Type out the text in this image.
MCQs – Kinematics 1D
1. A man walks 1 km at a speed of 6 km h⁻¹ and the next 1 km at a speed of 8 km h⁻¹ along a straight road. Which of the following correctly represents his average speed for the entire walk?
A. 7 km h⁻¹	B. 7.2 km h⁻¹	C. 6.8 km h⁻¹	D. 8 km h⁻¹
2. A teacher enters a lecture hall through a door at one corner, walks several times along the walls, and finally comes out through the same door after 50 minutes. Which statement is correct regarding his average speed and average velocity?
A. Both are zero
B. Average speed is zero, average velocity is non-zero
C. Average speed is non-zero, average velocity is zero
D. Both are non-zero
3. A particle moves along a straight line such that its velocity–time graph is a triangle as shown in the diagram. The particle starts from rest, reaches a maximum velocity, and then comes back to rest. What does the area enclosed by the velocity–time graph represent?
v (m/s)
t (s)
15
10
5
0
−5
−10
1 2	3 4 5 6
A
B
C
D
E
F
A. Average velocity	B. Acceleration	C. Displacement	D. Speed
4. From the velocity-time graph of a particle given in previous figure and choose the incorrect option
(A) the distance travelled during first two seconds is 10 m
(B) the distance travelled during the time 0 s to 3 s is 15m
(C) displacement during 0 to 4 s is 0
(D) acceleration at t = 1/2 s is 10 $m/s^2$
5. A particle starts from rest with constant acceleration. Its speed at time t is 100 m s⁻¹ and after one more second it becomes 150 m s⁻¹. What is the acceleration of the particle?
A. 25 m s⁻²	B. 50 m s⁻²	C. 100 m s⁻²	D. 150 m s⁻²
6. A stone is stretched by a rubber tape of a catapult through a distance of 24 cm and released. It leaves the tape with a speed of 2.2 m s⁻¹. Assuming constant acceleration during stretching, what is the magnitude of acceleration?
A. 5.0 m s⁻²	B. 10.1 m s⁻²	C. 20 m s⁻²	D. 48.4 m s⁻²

==*==

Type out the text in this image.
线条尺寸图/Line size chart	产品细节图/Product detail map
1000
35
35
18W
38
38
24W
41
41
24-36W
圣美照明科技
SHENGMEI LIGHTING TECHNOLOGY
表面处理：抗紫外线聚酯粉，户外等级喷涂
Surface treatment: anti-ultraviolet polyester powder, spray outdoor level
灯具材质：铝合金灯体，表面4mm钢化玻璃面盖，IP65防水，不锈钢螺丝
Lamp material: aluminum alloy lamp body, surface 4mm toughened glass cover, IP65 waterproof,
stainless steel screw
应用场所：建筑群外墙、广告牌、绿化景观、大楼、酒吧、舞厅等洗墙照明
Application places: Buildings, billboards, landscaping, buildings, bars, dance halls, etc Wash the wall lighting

==*==

» Brief:
Note how many lines in the material hold the word "Which", and give that number with nothing added.

» Solution:
2